* START Records provided *

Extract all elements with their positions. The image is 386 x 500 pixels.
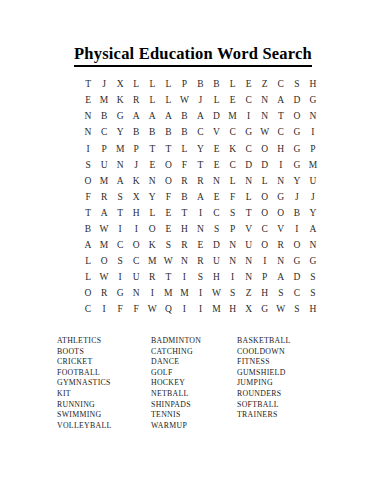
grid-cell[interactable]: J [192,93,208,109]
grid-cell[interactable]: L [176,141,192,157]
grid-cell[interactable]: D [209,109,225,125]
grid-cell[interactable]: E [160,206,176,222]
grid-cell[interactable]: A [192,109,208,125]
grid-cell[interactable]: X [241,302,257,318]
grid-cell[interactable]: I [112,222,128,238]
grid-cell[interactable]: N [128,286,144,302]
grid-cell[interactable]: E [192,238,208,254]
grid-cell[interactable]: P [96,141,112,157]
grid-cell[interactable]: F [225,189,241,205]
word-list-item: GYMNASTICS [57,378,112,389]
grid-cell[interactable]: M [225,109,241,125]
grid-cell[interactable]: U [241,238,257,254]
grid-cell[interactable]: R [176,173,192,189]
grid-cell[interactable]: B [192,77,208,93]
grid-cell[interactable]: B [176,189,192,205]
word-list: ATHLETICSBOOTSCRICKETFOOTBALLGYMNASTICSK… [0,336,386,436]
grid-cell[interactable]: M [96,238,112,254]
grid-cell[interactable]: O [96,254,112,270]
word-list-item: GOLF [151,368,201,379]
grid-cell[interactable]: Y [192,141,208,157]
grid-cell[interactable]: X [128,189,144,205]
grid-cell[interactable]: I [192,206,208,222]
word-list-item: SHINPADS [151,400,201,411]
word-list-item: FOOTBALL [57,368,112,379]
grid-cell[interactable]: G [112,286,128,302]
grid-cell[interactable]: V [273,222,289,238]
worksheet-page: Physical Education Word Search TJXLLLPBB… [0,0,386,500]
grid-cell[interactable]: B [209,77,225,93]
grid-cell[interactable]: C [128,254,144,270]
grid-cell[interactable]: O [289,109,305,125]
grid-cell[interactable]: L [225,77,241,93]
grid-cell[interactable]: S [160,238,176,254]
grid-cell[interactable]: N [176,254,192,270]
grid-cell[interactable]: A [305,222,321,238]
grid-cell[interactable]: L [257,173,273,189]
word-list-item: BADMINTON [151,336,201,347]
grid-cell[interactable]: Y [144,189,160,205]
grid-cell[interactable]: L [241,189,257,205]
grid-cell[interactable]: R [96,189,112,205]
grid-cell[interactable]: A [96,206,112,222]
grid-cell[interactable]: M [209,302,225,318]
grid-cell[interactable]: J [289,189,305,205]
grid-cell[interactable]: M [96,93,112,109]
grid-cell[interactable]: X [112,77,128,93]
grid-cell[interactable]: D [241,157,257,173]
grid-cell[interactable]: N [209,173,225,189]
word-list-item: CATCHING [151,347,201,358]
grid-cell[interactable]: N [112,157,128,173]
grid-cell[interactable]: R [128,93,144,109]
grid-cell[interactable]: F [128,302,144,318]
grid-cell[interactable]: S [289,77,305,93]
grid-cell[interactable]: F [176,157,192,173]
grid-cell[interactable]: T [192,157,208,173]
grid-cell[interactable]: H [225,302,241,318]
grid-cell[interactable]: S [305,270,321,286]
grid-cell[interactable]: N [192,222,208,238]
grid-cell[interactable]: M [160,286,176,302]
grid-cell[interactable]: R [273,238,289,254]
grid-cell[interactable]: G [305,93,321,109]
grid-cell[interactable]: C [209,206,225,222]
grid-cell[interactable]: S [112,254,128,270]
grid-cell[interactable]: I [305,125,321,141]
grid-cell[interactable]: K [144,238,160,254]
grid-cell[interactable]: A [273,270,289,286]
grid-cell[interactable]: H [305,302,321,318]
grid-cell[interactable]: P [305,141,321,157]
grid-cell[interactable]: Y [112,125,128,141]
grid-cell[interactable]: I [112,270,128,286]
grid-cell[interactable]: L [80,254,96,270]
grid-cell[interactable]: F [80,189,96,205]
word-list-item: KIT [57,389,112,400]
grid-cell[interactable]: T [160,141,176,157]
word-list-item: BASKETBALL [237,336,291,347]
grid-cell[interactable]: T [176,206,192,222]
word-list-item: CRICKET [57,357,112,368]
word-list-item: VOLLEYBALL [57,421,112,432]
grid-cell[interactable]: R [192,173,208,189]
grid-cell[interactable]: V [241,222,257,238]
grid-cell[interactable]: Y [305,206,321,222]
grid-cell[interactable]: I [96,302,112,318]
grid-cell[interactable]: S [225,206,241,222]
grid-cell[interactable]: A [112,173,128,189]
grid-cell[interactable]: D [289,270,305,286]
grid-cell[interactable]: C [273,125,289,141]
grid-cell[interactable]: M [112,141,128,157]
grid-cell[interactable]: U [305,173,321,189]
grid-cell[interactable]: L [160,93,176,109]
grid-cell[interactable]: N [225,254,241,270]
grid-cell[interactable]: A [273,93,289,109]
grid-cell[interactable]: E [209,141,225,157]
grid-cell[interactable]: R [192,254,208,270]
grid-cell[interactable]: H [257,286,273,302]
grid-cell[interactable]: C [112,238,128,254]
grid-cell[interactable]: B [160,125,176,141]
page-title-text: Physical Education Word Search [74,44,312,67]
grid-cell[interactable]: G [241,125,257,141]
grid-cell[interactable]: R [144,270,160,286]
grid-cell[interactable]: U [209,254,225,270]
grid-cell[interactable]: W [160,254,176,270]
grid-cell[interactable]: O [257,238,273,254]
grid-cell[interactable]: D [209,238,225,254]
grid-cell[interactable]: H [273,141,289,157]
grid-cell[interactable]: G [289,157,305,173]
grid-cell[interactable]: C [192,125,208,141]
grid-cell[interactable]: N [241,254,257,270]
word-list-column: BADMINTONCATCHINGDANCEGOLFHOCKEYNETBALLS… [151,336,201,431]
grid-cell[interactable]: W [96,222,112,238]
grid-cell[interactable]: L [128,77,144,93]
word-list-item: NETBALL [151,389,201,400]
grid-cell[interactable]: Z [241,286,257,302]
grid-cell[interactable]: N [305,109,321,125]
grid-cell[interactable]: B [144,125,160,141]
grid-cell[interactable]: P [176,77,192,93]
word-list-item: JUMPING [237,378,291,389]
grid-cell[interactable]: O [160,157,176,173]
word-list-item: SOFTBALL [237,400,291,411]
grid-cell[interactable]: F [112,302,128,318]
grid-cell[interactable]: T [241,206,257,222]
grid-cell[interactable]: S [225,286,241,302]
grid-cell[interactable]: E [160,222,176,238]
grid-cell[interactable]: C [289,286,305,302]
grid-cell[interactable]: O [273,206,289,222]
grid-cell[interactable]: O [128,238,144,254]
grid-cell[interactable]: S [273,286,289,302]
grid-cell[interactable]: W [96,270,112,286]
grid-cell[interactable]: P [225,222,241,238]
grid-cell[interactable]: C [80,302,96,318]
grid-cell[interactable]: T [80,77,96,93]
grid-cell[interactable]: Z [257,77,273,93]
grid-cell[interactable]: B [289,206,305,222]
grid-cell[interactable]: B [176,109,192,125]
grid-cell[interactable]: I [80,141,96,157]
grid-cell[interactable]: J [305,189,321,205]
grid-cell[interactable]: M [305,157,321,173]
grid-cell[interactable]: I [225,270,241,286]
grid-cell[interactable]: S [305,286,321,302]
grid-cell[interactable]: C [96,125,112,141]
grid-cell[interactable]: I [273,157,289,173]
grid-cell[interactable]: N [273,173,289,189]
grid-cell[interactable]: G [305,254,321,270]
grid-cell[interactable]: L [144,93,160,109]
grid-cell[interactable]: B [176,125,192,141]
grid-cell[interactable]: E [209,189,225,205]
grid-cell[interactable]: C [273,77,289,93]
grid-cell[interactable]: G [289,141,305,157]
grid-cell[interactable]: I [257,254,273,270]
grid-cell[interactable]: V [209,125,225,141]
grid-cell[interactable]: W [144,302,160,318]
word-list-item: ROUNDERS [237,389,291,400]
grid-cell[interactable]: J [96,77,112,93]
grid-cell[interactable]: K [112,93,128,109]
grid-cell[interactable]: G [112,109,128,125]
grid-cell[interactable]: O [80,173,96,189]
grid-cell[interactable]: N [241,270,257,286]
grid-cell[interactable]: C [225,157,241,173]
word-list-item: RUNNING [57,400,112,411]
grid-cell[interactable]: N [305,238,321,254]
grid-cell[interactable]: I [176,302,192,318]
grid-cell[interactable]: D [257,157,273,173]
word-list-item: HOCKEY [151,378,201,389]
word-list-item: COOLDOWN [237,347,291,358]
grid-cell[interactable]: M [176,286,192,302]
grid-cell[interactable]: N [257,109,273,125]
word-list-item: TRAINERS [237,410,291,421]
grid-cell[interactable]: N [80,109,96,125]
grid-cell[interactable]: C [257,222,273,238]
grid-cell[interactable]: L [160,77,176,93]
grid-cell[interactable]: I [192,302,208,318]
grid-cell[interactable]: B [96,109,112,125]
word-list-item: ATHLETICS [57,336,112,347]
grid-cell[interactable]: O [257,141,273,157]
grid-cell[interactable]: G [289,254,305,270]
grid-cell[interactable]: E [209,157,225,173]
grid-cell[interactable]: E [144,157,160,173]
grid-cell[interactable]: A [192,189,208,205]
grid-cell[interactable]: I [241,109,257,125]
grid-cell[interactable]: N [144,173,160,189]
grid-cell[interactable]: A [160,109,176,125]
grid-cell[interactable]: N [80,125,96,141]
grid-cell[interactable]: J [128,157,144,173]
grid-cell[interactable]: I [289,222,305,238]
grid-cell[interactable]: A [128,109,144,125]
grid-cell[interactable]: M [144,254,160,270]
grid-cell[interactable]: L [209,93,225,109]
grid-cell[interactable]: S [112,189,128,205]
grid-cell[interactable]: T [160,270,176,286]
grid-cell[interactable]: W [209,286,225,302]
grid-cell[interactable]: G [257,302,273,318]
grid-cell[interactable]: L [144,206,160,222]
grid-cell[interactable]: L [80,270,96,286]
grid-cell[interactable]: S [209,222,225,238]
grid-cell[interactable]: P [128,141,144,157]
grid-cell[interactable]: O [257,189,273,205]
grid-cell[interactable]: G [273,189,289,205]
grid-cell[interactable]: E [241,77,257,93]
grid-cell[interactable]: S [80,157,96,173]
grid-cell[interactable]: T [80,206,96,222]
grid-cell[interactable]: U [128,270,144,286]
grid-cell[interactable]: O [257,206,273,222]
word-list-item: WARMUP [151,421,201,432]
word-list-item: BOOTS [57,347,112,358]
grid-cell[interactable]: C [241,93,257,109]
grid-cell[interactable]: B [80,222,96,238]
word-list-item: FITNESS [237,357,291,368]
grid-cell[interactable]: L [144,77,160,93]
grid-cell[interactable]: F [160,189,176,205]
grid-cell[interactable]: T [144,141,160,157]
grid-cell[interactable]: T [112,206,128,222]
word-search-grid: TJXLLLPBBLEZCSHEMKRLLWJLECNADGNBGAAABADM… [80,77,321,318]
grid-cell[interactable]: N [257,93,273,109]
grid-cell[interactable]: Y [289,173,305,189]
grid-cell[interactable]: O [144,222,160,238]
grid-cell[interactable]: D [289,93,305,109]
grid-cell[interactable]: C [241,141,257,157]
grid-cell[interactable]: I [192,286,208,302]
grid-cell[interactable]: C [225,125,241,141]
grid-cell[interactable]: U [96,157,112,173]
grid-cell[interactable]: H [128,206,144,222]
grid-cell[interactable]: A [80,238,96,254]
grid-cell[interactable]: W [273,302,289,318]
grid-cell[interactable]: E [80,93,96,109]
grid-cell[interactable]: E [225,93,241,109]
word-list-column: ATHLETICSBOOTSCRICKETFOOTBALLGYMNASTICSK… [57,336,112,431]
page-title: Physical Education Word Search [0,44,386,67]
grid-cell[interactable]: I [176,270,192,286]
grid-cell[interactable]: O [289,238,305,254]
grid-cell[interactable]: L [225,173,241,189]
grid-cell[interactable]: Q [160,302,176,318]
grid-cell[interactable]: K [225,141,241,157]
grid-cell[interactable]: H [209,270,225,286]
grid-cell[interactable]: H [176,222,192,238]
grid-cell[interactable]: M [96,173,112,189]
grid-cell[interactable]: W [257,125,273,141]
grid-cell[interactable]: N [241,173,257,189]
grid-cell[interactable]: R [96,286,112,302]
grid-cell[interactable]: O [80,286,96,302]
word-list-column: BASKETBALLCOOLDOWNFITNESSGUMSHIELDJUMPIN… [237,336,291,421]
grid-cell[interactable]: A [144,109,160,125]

* END Records provided *

> **Given exercise**:
Pull out the lines from the one containing "grid-cell[interactable]: J [192,93,208,109]" through the one containing "grid-cell[interactable]: M [225,109,241,125]", both included, and reproduce each one word for word.

> **Written solution**:
grid-cell[interactable]: J [192,93,208,109]
grid-cell[interactable]: L [176,141,192,157]
grid-cell[interactable]: D [209,109,225,125]
grid-cell[interactable]: E [160,206,176,222]
grid-cell[interactable]: A [192,109,208,125]
grid-cell[interactable]: X [241,302,257,318]
grid-cell[interactable]: I [112,222,128,238]
grid-cell[interactable]: N [128,286,144,302]
grid-cell[interactable]: E [192,238,208,254]
grid-cell[interactable]: P [96,141,112,157]
grid-cell[interactable]: F [225,189,241,205]
word-list-item: GYMNASTICS [57,378,112,389]
grid-cell[interactable]: M [225,109,241,125]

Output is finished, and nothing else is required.